Expresa todas las líneas de los ítems como una tabla de Markdown con dos columnas, «Fila» y «Contenido»: en la primera va el número de fila y en la segunda, la línea. Omite las líneas en blanco.

--

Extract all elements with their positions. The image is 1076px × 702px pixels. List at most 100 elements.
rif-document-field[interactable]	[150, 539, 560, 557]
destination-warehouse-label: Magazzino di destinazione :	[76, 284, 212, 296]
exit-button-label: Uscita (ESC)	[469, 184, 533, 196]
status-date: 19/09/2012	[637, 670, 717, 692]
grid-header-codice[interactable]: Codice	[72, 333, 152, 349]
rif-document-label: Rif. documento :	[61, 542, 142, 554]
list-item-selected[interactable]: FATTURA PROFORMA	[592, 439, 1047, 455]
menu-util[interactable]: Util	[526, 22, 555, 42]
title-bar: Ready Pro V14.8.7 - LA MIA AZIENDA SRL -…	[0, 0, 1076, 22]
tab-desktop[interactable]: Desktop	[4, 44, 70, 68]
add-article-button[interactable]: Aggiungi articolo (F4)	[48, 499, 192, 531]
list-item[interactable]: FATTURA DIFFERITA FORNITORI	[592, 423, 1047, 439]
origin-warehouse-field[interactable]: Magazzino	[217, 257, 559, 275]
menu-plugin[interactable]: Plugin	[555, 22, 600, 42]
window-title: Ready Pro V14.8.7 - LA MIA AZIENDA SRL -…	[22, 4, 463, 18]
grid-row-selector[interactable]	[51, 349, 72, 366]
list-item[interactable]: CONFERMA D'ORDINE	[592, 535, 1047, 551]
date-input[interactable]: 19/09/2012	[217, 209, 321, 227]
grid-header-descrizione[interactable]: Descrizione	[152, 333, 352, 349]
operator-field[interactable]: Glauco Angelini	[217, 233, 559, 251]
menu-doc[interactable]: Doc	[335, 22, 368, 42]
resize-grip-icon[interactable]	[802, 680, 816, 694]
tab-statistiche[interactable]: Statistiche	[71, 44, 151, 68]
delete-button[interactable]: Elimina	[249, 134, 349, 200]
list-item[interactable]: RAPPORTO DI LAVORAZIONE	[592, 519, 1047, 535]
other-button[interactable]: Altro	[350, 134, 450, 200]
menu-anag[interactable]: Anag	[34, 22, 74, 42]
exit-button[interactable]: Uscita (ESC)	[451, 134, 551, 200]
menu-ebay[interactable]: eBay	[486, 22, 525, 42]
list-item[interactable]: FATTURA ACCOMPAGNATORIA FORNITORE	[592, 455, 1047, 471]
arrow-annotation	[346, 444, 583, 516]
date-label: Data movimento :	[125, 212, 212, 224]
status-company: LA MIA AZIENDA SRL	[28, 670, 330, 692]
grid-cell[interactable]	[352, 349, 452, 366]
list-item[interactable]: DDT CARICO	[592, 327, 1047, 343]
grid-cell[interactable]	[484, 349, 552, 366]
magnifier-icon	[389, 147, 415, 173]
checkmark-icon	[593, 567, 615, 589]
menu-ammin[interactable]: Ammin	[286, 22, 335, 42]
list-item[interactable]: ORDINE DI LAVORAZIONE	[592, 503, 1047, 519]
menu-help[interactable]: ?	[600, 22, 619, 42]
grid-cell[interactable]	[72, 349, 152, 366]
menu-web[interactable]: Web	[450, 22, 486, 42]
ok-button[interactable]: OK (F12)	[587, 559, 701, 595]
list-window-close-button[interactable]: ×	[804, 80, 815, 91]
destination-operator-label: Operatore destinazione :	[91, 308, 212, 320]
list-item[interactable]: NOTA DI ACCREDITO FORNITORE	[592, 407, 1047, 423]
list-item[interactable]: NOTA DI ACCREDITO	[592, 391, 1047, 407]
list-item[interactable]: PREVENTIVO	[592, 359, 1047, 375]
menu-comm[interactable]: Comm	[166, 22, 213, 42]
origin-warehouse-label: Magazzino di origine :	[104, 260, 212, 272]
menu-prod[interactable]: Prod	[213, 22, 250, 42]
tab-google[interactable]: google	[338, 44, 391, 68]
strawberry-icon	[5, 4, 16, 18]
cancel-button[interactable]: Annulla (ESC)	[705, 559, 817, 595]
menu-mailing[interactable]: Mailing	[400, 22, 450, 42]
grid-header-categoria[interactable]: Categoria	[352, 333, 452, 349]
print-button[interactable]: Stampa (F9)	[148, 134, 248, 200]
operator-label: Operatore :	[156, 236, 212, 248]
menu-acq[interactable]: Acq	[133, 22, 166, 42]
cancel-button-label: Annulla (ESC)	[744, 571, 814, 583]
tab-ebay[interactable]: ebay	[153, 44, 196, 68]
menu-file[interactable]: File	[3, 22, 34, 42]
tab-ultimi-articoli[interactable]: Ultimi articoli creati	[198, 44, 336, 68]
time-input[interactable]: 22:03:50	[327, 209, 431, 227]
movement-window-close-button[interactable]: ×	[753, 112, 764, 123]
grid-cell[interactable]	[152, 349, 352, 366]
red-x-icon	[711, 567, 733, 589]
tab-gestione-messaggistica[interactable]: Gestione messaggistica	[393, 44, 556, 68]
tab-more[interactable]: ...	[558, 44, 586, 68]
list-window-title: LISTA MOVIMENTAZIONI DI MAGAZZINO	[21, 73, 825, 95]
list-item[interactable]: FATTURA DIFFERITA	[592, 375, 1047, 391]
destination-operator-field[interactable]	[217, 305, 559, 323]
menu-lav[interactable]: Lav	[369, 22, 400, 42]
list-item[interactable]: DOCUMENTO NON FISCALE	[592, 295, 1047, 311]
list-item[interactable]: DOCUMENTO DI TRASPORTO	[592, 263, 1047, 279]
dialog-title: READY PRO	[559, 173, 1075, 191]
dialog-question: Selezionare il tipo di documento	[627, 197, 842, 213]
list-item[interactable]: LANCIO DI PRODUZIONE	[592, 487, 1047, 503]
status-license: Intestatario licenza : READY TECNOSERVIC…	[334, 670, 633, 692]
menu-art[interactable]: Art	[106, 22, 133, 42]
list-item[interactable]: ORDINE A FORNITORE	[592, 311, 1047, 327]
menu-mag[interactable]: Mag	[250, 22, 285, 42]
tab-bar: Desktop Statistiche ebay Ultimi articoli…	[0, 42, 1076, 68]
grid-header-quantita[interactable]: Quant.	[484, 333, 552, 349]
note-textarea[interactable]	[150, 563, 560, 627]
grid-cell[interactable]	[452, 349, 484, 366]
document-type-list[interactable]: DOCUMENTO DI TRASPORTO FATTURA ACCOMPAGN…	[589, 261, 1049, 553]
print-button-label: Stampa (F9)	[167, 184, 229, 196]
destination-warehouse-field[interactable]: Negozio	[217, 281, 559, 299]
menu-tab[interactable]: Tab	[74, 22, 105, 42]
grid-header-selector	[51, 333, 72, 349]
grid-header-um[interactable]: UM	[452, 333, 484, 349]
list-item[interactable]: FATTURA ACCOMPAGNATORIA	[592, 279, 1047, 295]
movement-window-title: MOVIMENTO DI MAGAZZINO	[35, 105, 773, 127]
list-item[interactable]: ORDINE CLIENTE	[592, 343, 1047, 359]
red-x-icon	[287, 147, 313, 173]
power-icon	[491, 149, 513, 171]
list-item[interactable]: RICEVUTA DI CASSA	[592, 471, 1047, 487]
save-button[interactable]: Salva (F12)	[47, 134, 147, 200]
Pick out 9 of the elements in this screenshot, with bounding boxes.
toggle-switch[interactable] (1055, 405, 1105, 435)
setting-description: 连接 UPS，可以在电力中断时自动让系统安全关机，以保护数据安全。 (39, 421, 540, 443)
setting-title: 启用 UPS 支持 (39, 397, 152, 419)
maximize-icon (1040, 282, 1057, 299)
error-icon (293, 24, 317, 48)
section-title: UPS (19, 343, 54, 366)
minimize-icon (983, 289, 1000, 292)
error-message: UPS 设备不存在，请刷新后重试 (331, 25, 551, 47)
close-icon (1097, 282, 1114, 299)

--

• [Respuesta completa]:
| Fila | Contenido |
|---|---|
| 1 | Extract all elements with their positions. The image is 1076px × 702px pixels. List at most 100 elements. |
| 2 | rif-document-field[interactable]	[150, 539, 560, 557] |
| 3 | destination-warehouse-label: Magazzino di destinazione :	[76, 284, 212, 296] |
| 4 | exit-button-label: Uscita (ESC)	[469, 184, 533, 196] |
| 5 | status-date: 19/09/2012	[637, 670, 717, 692] |
| 6 | grid-header-codice[interactable]: Codice	[72, 333, 152, 349] |
| 7 | rif-document-label: Rif. documento :	[61, 542, 142, 554] |
| 8 | list-item-selected[interactable]: FATTURA PROFORMA	[592, 439, 1047, 455] |
| 9 | menu-util[interactable]: Util	[526, 22, 555, 42] |
| 10 | title-bar: Ready Pro V14.8.7 - LA MIA AZIENDA SRL -…	[0, 0, 1076, 22] |
| 11 | tab-desktop[interactable]: Desktop	[4, 44, 70, 68] |
| 12 | add-article-button[interactable]: Aggiungi articolo (F4)	[48, 499, 192, 531] |
| 13 | list-item[interactable]: FATTURA DIFFERITA FORNITORI	[592, 423, 1047, 439] |
| 14 | origin-warehouse-field[interactable]: Magazzino	[217, 257, 559, 275] |
| 15 | menu-plugin[interactable]: Plugin	[555, 22, 600, 42] |
| 16 | window-title: Ready Pro V14.8.7 - LA MIA AZIENDA SRL -…	[22, 4, 463, 18] |
| 17 | grid-row-selector[interactable]	[51, 349, 72, 366] |
| 18 | list-item[interactable]: CONFERMA D'ORDINE	[592, 535, 1047, 551] |
| 19 | date-input[interactable]: 19/09/2012	[217, 209, 321, 227] |
| 20 | grid-header-descrizione[interactable]: Descrizione	[152, 333, 352, 349] |
| 21 | operator-field[interactable]: Glauco Angelini	[217, 233, 559, 251] |
| 22 | menu-doc[interactable]: Doc	[335, 22, 368, 42] |
| 23 | resize-grip-icon[interactable]	[802, 680, 816, 694] |
| 24 | tab-statistiche[interactable]: Statistiche	[71, 44, 151, 68] |
| 25 | delete-button[interactable]: Elimina	[249, 134, 349, 200] |
| 26 | list-item[interactable]: RAPPORTO DI LAVORAZIONE	[592, 519, 1047, 535] |
| 27 | other-button[interactable]: Altro	[350, 134, 450, 200] |
| 28 | menu-anag[interactable]: Anag	[34, 22, 74, 42] |
| 29 | exit-button[interactable]: Uscita (ESC)	[451, 134, 551, 200] |
| 30 | menu-ebay[interactable]: eBay	[486, 22, 525, 42] |
| 31 | list-item[interactable]: FATTURA ACCOMPAGNATORIA FORNITORE	[592, 455, 1047, 471] |
| 32 | arrow-annotation	[346, 444, 583, 516] |
| 33 | date-label: Data movimento :	[125, 212, 212, 224] |
| 34 | status-company: LA MIA AZIENDA SRL	[28, 670, 330, 692] |
| 35 | grid-cell[interactable]	[352, 349, 452, 366] |
| 36 | list-item[interactable]: DDT CARICO	[592, 327, 1047, 343] |
| 37 | grid-cell[interactable]	[484, 349, 552, 366] |
| 38 | magnifier-icon	[389, 147, 415, 173] |
| 39 | checkmark-icon	[593, 567, 615, 589] |
| 40 | menu-ammin[interactable]: Ammin	[286, 22, 335, 42] |
| 41 | list-item[interactable]: ORDINE DI LAVORAZIONE	[592, 503, 1047, 519] |
| 42 | menu-help[interactable]: ?	[600, 22, 619, 42] |
| 43 | grid-cell[interactable]	[72, 349, 152, 366] |
| 44 | menu-web[interactable]: Web	[450, 22, 486, 42] |
| 45 | ok-button[interactable]: OK (F12)	[587, 559, 701, 595] |
| 46 | list-window-close-button[interactable]: ×	[804, 80, 815, 91] |
| 47 | destination-operator-label: Operatore destinazione :	[91, 308, 212, 320] |
| 48 | list-item[interactable]: NOTA DI ACCREDITO FORNITORE	[592, 407, 1047, 423] |
| 49 | list-item[interactable]: NOTA DI ACCREDITO	[592, 391, 1047, 407] |
| 50 | list-item[interactable]: PREVENTIVO	[592, 359, 1047, 375] |
| 51 | menu-comm[interactable]: Comm	[166, 22, 213, 42] |
| 52 | origin-warehouse-label: Magazzino di origine :	[104, 260, 212, 272] |
| 53 | menu-prod[interactable]: Prod	[213, 22, 250, 42] |
| 54 | tab-google[interactable]: google	[338, 44, 391, 68] |
| 55 | strawberry-icon	[5, 4, 16, 18] |
| 56 | cancel-button[interactable]: Annulla (ESC)	[705, 559, 817, 595] |
| 57 | menu-mailing[interactable]: Mailing	[400, 22, 450, 42] |
| 58 | grid-header-categoria[interactable]: Categoria	[352, 333, 452, 349] |
| 59 | print-button[interactable]: Stampa (F9)	[148, 134, 248, 200] |
| 60 | operator-label: Operatore :	[156, 236, 212, 248] |
| 61 | menu-acq[interactable]: Acq	[133, 22, 166, 42] |
| 62 | cancel-button-label: Annulla (ESC)	[744, 571, 814, 583] |
| 63 | tab-ebay[interactable]: ebay	[153, 44, 196, 68] |
| 64 | menu-file[interactable]: File	[3, 22, 34, 42] |
| 65 | tab-ultimi-articoli[interactable]: Ultimi articoli creati	[198, 44, 336, 68] |
| 66 | time-input[interactable]: 22:03:50	[327, 209, 431, 227] |
| 67 | movement-window-close-button[interactable]: ×	[753, 112, 764, 123] |
| 68 | grid-cell[interactable]	[152, 349, 352, 366] |
| 69 | red-x-icon	[711, 567, 733, 589] |
| 70 | tab-gestione-messaggistica[interactable]: Gestione messaggistica	[393, 44, 556, 68] |
| 71 | tab-more[interactable]: ...	[558, 44, 586, 68] |
| 72 | list-window-title: LISTA MOVIMENTAZIONI DI MAGAZZINO	[21, 73, 825, 95] |
| 73 | list-item[interactable]: FATTURA DIFFERITA	[592, 375, 1047, 391] |
| 74 | destination-operator-field[interactable]	[217, 305, 559, 323] |
| 75 | menu-lav[interactable]: Lav	[369, 22, 400, 42] |
| 76 | list-item[interactable]: DOCUMENTO NON FISCALE	[592, 295, 1047, 311] |
| 77 | list-item[interactable]: DOCUMENTO DI TRASPORTO	[592, 263, 1047, 279] |
| 78 | dialog-title: READY PRO	[559, 173, 1075, 191] |
| 79 | dialog-question: Selezionare il tipo di documento	[627, 197, 842, 213] |
| 80 | list-item[interactable]: LANCIO DI PRODUZIONE	[592, 487, 1047, 503] |
| 81 | status-license: Intestatario licenza : READY TECNOSERVIC…	[334, 670, 633, 692] |
| 82 | menu-art[interactable]: Art	[106, 22, 133, 42] |
| 83 | list-item[interactable]: ORDINE A FORNITORE	[592, 311, 1047, 327] |
| 84 | menu-mag[interactable]: Mag	[250, 22, 285, 42] |
| 85 | tab-bar: Desktop Statistiche ebay Ultimi articoli…	[0, 42, 1076, 68] |
| 86 | grid-header-quantita[interactable]: Quant.	[484, 333, 552, 349] |
| 87 | note-textarea[interactable]	[150, 563, 560, 627] |
| 88 | grid-cell[interactable]	[452, 349, 484, 366] |
| 89 | document-type-list[interactable]: DOCUMENTO DI TRASPORTO FATTURA ACCOMPAGN…	[589, 261, 1049, 553] |
| 90 | print-button-label: Stampa (F9)	[167, 184, 229, 196] |
| 91 | destination-warehouse-field[interactable]: Negozio	[217, 281, 559, 299] |
| 92 | menu-tab[interactable]: Tab	[74, 22, 105, 42] |
| 93 | grid-header-selector	[51, 333, 72, 349] |
| 94 | grid-header-um[interactable]: UM	[452, 333, 484, 349] |
| 95 | list-item[interactable]: FATTURA ACCOMPAGNATORIA	[592, 279, 1047, 295] |
| 96 | movement-window-title: MOVIMENTO DI MAGAZZINO	[35, 105, 773, 127] |
| 97 | list-item[interactable]: ORDINE CLIENTE	[592, 343, 1047, 359] |
| 98 | red-x-icon	[287, 147, 313, 173] |
| 99 | power-icon	[491, 149, 513, 171] |
| 100 | list-item[interactable]: RICEVUTA DI CASSA	[592, 471, 1047, 487] |
| 101 | save-button[interactable]: Salva (F12)	[47, 134, 147, 200] |
| 102 | Pick out 9 of the elements in this screenshot, with bounding boxes. |
| 103 | toggle-switch[interactable] (1055, 405, 1105, 435) |
| 104 | setting-description: 连接 UPS，可以在电力中断时自动让系统安全关机，以保护数据安全。 (39, 421, 540, 443) |
| 105 | setting-title: 启用 UPS 支持 (39, 397, 152, 419) |
| 106 | maximize-icon (1040, 282, 1057, 299) |
| 107 | error-icon (293, 24, 317, 48) |
| 108 | section-title: UPS (19, 343, 54, 366) |
| 109 | minimize-icon (983, 289, 1000, 292) |
| 110 | error-message: UPS 设备不存在，请刷新后重试 (331, 25, 551, 47) |
| 111 | close-icon (1097, 282, 1114, 299) |